EXERCISE PROMPT: Exactly the lines from the one containing "Read all visible content and emit it as JSON." through the end of the data below are to be reproduced, and nothing besides them.

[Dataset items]
· · · ·
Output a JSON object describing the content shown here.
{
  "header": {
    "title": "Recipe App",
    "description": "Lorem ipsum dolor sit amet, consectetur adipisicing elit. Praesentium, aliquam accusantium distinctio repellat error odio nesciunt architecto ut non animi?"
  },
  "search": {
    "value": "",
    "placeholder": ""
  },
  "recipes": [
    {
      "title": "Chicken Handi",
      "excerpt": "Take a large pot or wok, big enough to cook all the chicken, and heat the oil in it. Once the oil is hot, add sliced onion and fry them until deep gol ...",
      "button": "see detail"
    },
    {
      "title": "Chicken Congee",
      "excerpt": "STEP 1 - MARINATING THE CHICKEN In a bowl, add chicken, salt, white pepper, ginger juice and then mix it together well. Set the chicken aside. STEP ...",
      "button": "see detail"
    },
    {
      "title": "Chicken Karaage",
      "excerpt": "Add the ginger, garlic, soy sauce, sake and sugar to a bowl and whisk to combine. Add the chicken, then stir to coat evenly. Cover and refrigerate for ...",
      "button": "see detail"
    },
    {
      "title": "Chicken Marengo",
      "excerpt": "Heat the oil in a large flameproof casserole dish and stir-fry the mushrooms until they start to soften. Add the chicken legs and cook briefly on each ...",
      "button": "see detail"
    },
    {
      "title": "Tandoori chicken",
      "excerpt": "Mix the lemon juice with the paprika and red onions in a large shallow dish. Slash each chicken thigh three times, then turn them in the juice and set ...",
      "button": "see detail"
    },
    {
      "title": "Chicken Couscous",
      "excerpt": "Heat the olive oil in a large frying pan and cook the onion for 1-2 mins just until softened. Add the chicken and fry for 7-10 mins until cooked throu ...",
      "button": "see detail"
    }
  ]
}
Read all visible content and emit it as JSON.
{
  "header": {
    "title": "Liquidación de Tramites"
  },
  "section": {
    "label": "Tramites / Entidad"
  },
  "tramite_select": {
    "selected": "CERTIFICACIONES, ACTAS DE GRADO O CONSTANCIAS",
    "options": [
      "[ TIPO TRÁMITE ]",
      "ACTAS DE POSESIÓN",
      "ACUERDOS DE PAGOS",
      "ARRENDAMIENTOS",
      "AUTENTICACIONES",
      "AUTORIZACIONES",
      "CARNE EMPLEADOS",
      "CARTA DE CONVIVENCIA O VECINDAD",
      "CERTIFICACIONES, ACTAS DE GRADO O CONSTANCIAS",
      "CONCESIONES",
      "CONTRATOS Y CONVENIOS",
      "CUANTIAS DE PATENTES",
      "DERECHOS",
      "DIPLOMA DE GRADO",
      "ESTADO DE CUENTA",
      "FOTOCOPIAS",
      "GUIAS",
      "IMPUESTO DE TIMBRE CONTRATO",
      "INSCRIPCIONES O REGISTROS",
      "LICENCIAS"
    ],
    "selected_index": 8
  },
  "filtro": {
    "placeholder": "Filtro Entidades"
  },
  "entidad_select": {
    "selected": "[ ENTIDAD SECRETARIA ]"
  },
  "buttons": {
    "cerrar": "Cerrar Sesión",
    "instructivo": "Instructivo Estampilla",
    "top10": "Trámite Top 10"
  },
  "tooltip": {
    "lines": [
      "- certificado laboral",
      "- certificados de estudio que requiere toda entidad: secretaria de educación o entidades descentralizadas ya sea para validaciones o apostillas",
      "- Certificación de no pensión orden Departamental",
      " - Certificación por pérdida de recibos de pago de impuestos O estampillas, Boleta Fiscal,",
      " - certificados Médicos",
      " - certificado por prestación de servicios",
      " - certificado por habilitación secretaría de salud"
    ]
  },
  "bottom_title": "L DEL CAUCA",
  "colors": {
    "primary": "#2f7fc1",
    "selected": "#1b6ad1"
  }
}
· · · ·
COMPLETE ANSWER:
Read all visible content and emit it as JSON.
{
  "header": {
    "title": "Liquidación de Tramites"
  },
  "section": {
    "label": "Tramites / Entidad"
  },
  "tramite_select": {
    "selected": "CERTIFICACIONES, ACTAS DE GRADO O CONSTANCIAS",
    "options": [
      "[ TIPO TRÁMITE ]",
      "ACTAS DE POSESIÓN",
      "ACUERDOS DE PAGOS",
      "ARRENDAMIENTOS",
      "AUTENTICACIONES",
      "AUTORIZACIONES",
      "CARNE EMPLEADOS",
      "CARTA DE CONVIVENCIA O VECINDAD",
      "CERTIFICACIONES, ACTAS DE GRADO O CONSTANCIAS",
      "CONCESIONES",
      "CONTRATOS Y CONVENIOS",
      "CUANTIAS DE PATENTES",
      "DERECHOS",
      "DIPLOMA DE GRADO",
      "ESTADO DE CUENTA",
      "FOTOCOPIAS",
      "GUIAS",
      "IMPUESTO DE TIMBRE CONTRATO",
      "INSCRIPCIONES O REGISTROS",
      "LICENCIAS"
    ],
    "selected_index": 8
  },
  "filtro": {
    "placeholder": "Filtro Entidades"
  },
  "entidad_select": {
    "selected": "[ ENTIDAD SECRETARIA ]"
  },
  "buttons": {
    "cerrar": "Cerrar Sesión",
    "instructivo": "Instructivo Estampilla",
    "top10": "Trámite Top 10"
  },
  "tooltip": {
    "lines": [
      "- certificado laboral",
      "- certificados de estudio que requiere toda entidad: secretaria de educación o entidades descentralizadas ya sea para validaciones o apostillas",
      "- Certificación de no pensión orden Departamental",
      " - Certificación por pérdida de recibos de pago de impuestos O estampillas, Boleta Fiscal,",
      " - certificados Médicos",
      " - certificado por prestación de servicios",
      " - certificado por habilitación secretaría de salud"
    ]
  },
  "bottom_title": "L DEL CAUCA",
  "colors": {
    "primary": "#2f7fc1",
    "selected": "#1b6ad1"
  }
}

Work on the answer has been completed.